[Stored data entries]
▼
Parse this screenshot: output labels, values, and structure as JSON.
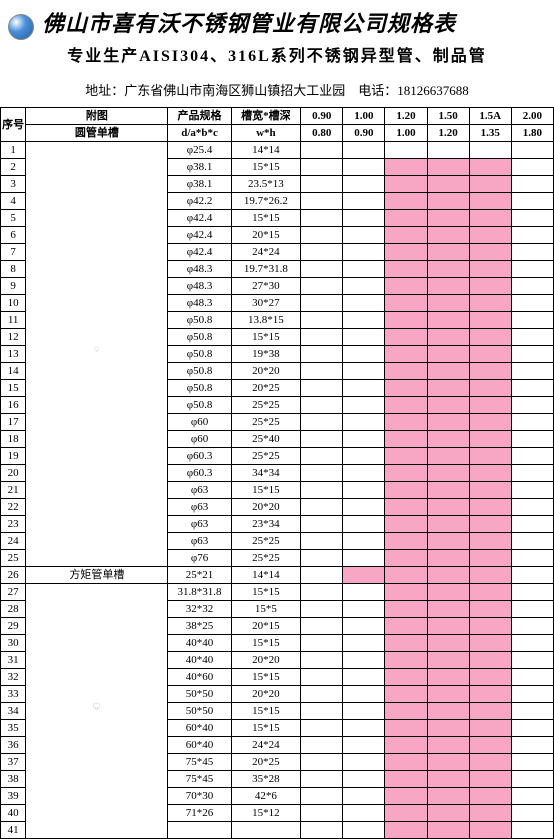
{
  "header": {
    "title": "佛山市喜有沃不锈钢管业有限公司规格表",
    "subtitle": "专业生产AISI304、316L系列不锈钢异型管、制品管",
    "address_label": "地址：",
    "address": "广东省佛山市南海区狮山镇招大工业园",
    "phone_label": "电话：",
    "phone": "18126637688"
  },
  "table": {
    "seq_header": "序号",
    "diagram_header": "附图",
    "spec_header": "产品规格",
    "slot_header": "槽宽*槽深",
    "spec_sub": "d/a*b*c",
    "slot_sub": "w*h",
    "thick_headers_1": [
      "0.90",
      "1.00",
      "1.20",
      "1.50",
      "1.5A",
      "2.00"
    ],
    "thick_headers_2": [
      "0.80",
      "0.90",
      "1.00",
      "1.20",
      "1.35",
      "1.80"
    ],
    "diagram_label_1": "圆管单槽",
    "diagram_label_2": "方矩管单槽",
    "rows": [
      {
        "n": 1,
        "spec": "φ25.4",
        "slot": "14*14",
        "p": [
          0,
          0,
          0,
          0,
          0,
          0
        ]
      },
      {
        "n": 2,
        "spec": "φ38.1",
        "slot": "15*15",
        "p": [
          0,
          0,
          1,
          1,
          1,
          0
        ]
      },
      {
        "n": 3,
        "spec": "φ38.1",
        "slot": "23.5*13",
        "p": [
          0,
          0,
          1,
          1,
          1,
          0
        ]
      },
      {
        "n": 4,
        "spec": "φ42.2",
        "slot": "19.7*26.2",
        "p": [
          0,
          0,
          1,
          1,
          1,
          0
        ]
      },
      {
        "n": 5,
        "spec": "φ42.4",
        "slot": "15*15",
        "p": [
          0,
          0,
          1,
          1,
          1,
          0
        ]
      },
      {
        "n": 6,
        "spec": "φ42.4",
        "slot": "20*15",
        "p": [
          0,
          0,
          1,
          1,
          1,
          0
        ]
      },
      {
        "n": 7,
        "spec": "φ42.4",
        "slot": "24*24",
        "p": [
          0,
          0,
          1,
          1,
          1,
          0
        ]
      },
      {
        "n": 8,
        "spec": "φ48.3",
        "slot": "19.7*31.8",
        "p": [
          0,
          0,
          1,
          1,
          1,
          0
        ]
      },
      {
        "n": 9,
        "spec": "φ48.3",
        "slot": "27*30",
        "p": [
          0,
          0,
          1,
          1,
          1,
          0
        ]
      },
      {
        "n": 10,
        "spec": "φ48.3",
        "slot": "30*27",
        "p": [
          0,
          0,
          1,
          1,
          1,
          0
        ]
      },
      {
        "n": 11,
        "spec": "φ50.8",
        "slot": "13.8*15",
        "p": [
          0,
          0,
          1,
          1,
          1,
          0
        ]
      },
      {
        "n": 12,
        "spec": "φ50.8",
        "slot": "15*15",
        "p": [
          0,
          0,
          1,
          1,
          1,
          0
        ]
      },
      {
        "n": 13,
        "spec": "φ50.8",
        "slot": "19*38",
        "p": [
          0,
          0,
          1,
          1,
          1,
          0
        ]
      },
      {
        "n": 14,
        "spec": "φ50.8",
        "slot": "20*20",
        "p": [
          0,
          0,
          1,
          1,
          1,
          0
        ]
      },
      {
        "n": 15,
        "spec": "φ50.8",
        "slot": "20*25",
        "p": [
          0,
          0,
          1,
          1,
          1,
          0
        ]
      },
      {
        "n": 16,
        "spec": "φ50.8",
        "slot": "25*25",
        "p": [
          0,
          0,
          1,
          1,
          1,
          0
        ]
      },
      {
        "n": 17,
        "spec": "φ60",
        "slot": "25*25",
        "p": [
          0,
          0,
          1,
          1,
          1,
          0
        ]
      },
      {
        "n": 18,
        "spec": "φ60",
        "slot": "25*40",
        "p": [
          0,
          0,
          1,
          1,
          1,
          0
        ]
      },
      {
        "n": 19,
        "spec": "φ60.3",
        "slot": "25*25",
        "p": [
          0,
          0,
          1,
          1,
          1,
          0
        ]
      },
      {
        "n": 20,
        "spec": "φ60.3",
        "slot": "34*34",
        "p": [
          0,
          0,
          1,
          1,
          1,
          0
        ]
      },
      {
        "n": 21,
        "spec": "φ63",
        "slot": "15*15",
        "p": [
          0,
          0,
          1,
          1,
          1,
          0
        ]
      },
      {
        "n": 22,
        "spec": "φ63",
        "slot": "20*20",
        "p": [
          0,
          0,
          1,
          1,
          1,
          0
        ]
      },
      {
        "n": 23,
        "spec": "φ63",
        "slot": "23*34",
        "p": [
          0,
          0,
          1,
          1,
          1,
          0
        ]
      },
      {
        "n": 24,
        "spec": "φ63",
        "slot": "25*25",
        "p": [
          0,
          0,
          1,
          1,
          1,
          0
        ]
      },
      {
        "n": 25,
        "spec": "φ76",
        "slot": "25*25",
        "p": [
          0,
          0,
          1,
          1,
          1,
          0
        ]
      },
      {
        "n": 26,
        "spec": "25*21",
        "slot": "14*14",
        "p": [
          0,
          1,
          1,
          1,
          1,
          0
        ]
      },
      {
        "n": 27,
        "spec": "31.8*31.8",
        "slot": "15*15",
        "p": [
          0,
          0,
          1,
          1,
          1,
          0
        ]
      },
      {
        "n": 28,
        "spec": "32*32",
        "slot": "15*5",
        "p": [
          0,
          0,
          1,
          1,
          1,
          0
        ]
      },
      {
        "n": 29,
        "spec": "38*25",
        "slot": "20*15",
        "p": [
          0,
          0,
          1,
          1,
          1,
          0
        ]
      },
      {
        "n": 30,
        "spec": "40*40",
        "slot": "15*15",
        "p": [
          0,
          0,
          1,
          1,
          1,
          0
        ]
      },
      {
        "n": 31,
        "spec": "40*40",
        "slot": "20*20",
        "p": [
          0,
          0,
          1,
          1,
          1,
          0
        ]
      },
      {
        "n": 32,
        "spec": "40*60",
        "slot": "15*15",
        "p": [
          0,
          0,
          1,
          1,
          1,
          0
        ]
      },
      {
        "n": 33,
        "spec": "50*50",
        "slot": "20*20",
        "p": [
          0,
          0,
          1,
          1,
          1,
          0
        ]
      },
      {
        "n": 34,
        "spec": "50*50",
        "slot": "15*15",
        "p": [
          0,
          0,
          1,
          1,
          1,
          0
        ]
      },
      {
        "n": 35,
        "spec": "60*40",
        "slot": "15*15",
        "p": [
          0,
          0,
          1,
          1,
          1,
          0
        ]
      },
      {
        "n": 36,
        "spec": "60*40",
        "slot": "24*24",
        "p": [
          0,
          0,
          1,
          1,
          1,
          0
        ]
      },
      {
        "n": 37,
        "spec": "75*45",
        "slot": "20*25",
        "p": [
          0,
          0,
          1,
          1,
          1,
          0
        ]
      },
      {
        "n": 38,
        "spec": "75*45",
        "slot": "35*28",
        "p": [
          0,
          0,
          1,
          1,
          1,
          0
        ]
      },
      {
        "n": 39,
        "spec": "70*30",
        "slot": "42*6",
        "p": [
          0,
          0,
          1,
          1,
          1,
          0
        ]
      },
      {
        "n": 40,
        "spec": "71*26",
        "slot": "15*12",
        "p": [
          0,
          0,
          1,
          1,
          1,
          0
        ]
      },
      {
        "n": 41,
        "spec": "",
        "slot": "",
        "p": [
          0,
          0,
          1,
          1,
          1,
          0
        ]
      }
    ],
    "colors": {
      "pink": "#f7a7c4",
      "border": "#000000",
      "bg": "#ffffff",
      "diagram_line": "#888888",
      "diagram_label": "#cc0033"
    }
  }
}
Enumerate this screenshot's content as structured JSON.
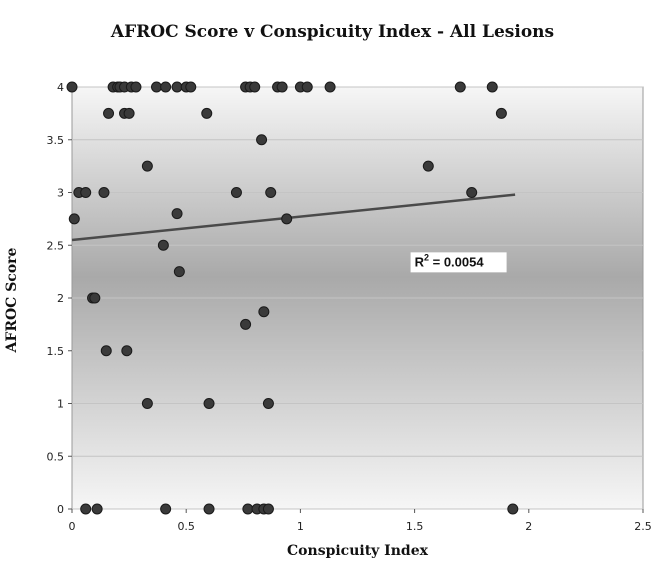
{
  "chart_data": {
    "type": "scatter",
    "title": "AFROC Score v Conspicuity Index - All Lesions",
    "xlabel": "Conspicuity Index",
    "ylabel": "AFROC Score",
    "xlim": [
      0,
      2.5
    ],
    "ylim": [
      0,
      4
    ],
    "xticks": [
      "0",
      "0.5",
      "1",
      "1.5",
      "2",
      "2.5"
    ],
    "yticks": [
      "0",
      "0.5",
      "1",
      "1.5",
      "2",
      "2.5",
      "3",
      "3.5",
      "4"
    ],
    "grid": "horizontal",
    "trendline": {
      "type": "linear",
      "x": [
        0,
        1.94
      ],
      "y": [
        2.55,
        2.98
      ]
    },
    "annotation": {
      "r2_prefix": "R",
      "r2_sup": "2",
      "r2_suffix": " = 0.0054",
      "x": 1.5,
      "y": 2.3
    },
    "x": [
      0.0,
      0.18,
      0.2,
      0.21,
      0.23,
      0.26,
      0.28,
      0.37,
      0.41,
      0.46,
      0.5,
      0.52,
      0.76,
      0.78,
      0.8,
      0.9,
      0.92,
      1.0,
      1.03,
      1.13,
      1.7,
      1.84,
      0.16,
      0.23,
      0.25,
      0.59,
      1.88,
      0.83,
      0.33,
      1.56,
      0.01,
      0.03,
      0.06,
      0.14,
      0.72,
      0.87,
      1.75,
      0.46,
      0.94,
      0.4,
      0.47,
      0.09,
      0.1,
      0.15,
      0.24,
      0.76,
      0.84,
      0.33,
      0.6,
      0.86,
      0.06,
      0.11,
      0.41,
      0.6,
      0.77,
      0.81,
      0.84,
      0.86,
      1.93
    ],
    "y": [
      4,
      4,
      4,
      4,
      4,
      4,
      4,
      4,
      4,
      4,
      4,
      4,
      4,
      4,
      4,
      4,
      4,
      4,
      4,
      4,
      4,
      4,
      3.75,
      3.75,
      3.75,
      3.75,
      3.75,
      3.5,
      3.25,
      3.25,
      2.75,
      3,
      3,
      3,
      3,
      3,
      3,
      2.8,
      2.75,
      2.5,
      2.25,
      2,
      2,
      1.5,
      1.5,
      1.75,
      1.87,
      1,
      1,
      1,
      0,
      0,
      0,
      0,
      0,
      0,
      0,
      0,
      0
    ]
  }
}
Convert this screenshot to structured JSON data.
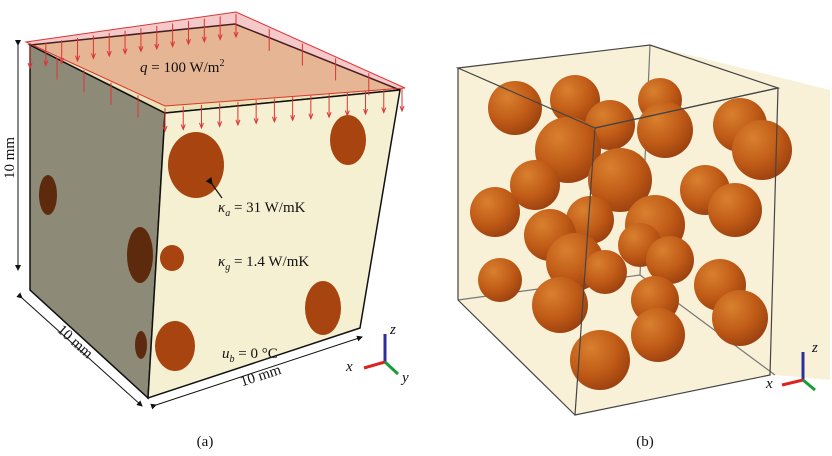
{
  "panel_a": {
    "caption": "(a)",
    "heat_flux": {
      "symbol": "q",
      "rest": " = 100 W/m",
      "exp": "2"
    },
    "height": "10 mm",
    "depth": "10 mm",
    "width": "10 mm",
    "kappa_a": {
      "symbol": "κ",
      "sub": "a",
      "rest": " = 31 W/mK"
    },
    "kappa_g": {
      "symbol": "κ",
      "sub": "g",
      "rest": " = 1.4 W/mK"
    },
    "boundary": {
      "symbol": "u",
      "sub": "b",
      "rest": " = 0 °C"
    },
    "axes": {
      "x": "x",
      "y": "y",
      "z": "z"
    }
  },
  "panel_b": {
    "caption": "(b)",
    "axes": {
      "x": "x",
      "z": "z"
    }
  }
}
▲
* **Task instructions**:
Output the line that contains "Convert this screenshot" and every subsequent line through the end of the entries, exactly as given, without pictures.

* **Result for this exercise**:
Convert this screenshot to structured JSON data.
{
  "panel_a": {
    "caption": "(a)",
    "heat_flux": {
      "symbol": "q",
      "rest": " = 100 W/m",
      "exp": "2"
    },
    "height": "10 mm",
    "depth": "10 mm",
    "width": "10 mm",
    "kappa_a": {
      "symbol": "κ",
      "sub": "a",
      "rest": " = 31 W/mK"
    },
    "kappa_g": {
      "symbol": "κ",
      "sub": "g",
      "rest": " = 1.4 W/mK"
    },
    "boundary": {
      "symbol": "u",
      "sub": "b",
      "rest": " = 0 °C"
    },
    "axes": {
      "x": "x",
      "y": "y",
      "z": "z"
    }
  },
  "panel_b": {
    "caption": "(b)",
    "axes": {
      "x": "x",
      "z": "z"
    }
  }
}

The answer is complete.